All the records that follow need to be reproduced exactly. Omit the images.

Provided data →
______
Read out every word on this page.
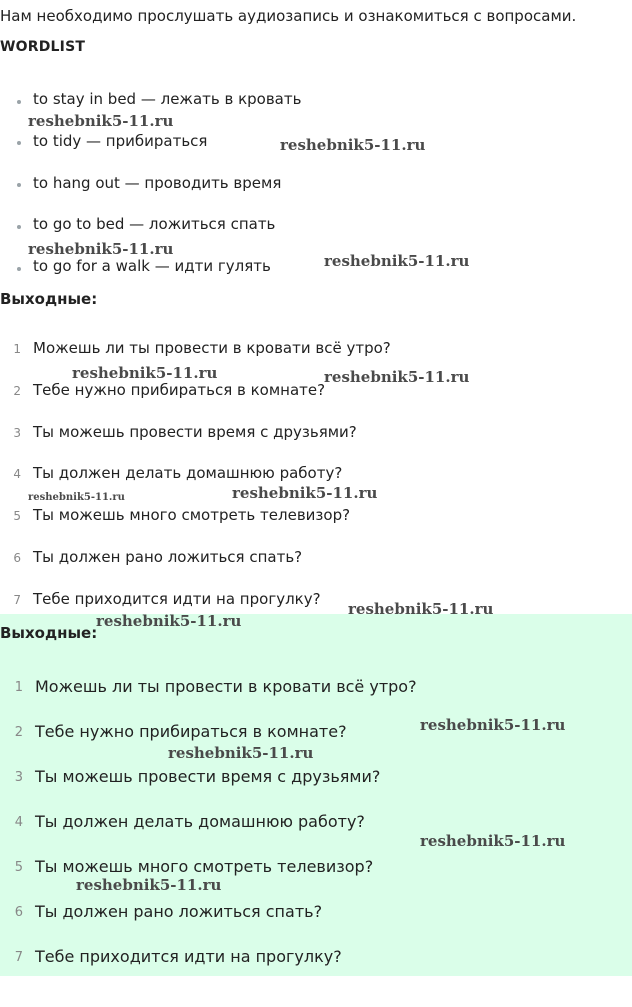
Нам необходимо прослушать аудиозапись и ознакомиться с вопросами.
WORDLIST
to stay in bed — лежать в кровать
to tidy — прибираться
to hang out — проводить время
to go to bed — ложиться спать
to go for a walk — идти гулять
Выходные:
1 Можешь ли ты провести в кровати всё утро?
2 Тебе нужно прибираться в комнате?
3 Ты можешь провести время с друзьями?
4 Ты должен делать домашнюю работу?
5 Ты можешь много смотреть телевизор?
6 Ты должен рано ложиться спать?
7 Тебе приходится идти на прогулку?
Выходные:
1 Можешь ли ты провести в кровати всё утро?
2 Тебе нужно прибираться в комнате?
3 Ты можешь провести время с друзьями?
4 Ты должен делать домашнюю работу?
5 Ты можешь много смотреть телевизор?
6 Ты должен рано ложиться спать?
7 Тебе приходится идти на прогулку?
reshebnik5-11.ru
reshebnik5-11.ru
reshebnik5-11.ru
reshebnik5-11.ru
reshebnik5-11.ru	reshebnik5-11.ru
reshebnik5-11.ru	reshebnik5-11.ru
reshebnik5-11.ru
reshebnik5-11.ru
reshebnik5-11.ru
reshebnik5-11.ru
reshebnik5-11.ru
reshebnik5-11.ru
______
Full answer →
Read out every word on this page.
Нам необходимо прослушать аудиозапись и ознакомиться с вопросами.
WORDLIST
to stay in bed — лежать в кровать
to tidy — прибираться
to hang out — проводить время
to go to bed — ложиться спать
to go for a walk — идти гулять
Выходные:
1 Можешь ли ты провести в кровати всё утро?
2 Тебе нужно прибираться в комнате?
3 Ты можешь провести время с друзьями?
4 Ты должен делать домашнюю работу?
5 Ты можешь много смотреть телевизор?
6 Ты должен рано ложиться спать?
7 Тебе приходится идти на прогулку?
Выходные:
1 Можешь ли ты провести в кровати всё утро?
2 Тебе нужно прибираться в комнате?
3 Ты можешь провести время с друзьями?
4 Ты должен делать домашнюю работу?
5 Ты можешь много смотреть телевизор?
6 Ты должен рано ложиться спать?
7 Тебе приходится идти на прогулку?
reshebnik5-11.ru
reshebnik5-11.ru
reshebnik5-11.ru
reshebnik5-11.ru
reshebnik5-11.ru	reshebnik5-11.ru
reshebnik5-11.ru	reshebnik5-11.ru
reshebnik5-11.ru
reshebnik5-11.ru
reshebnik5-11.ru
reshebnik5-11.ru
reshebnik5-11.ru
reshebnik5-11.ru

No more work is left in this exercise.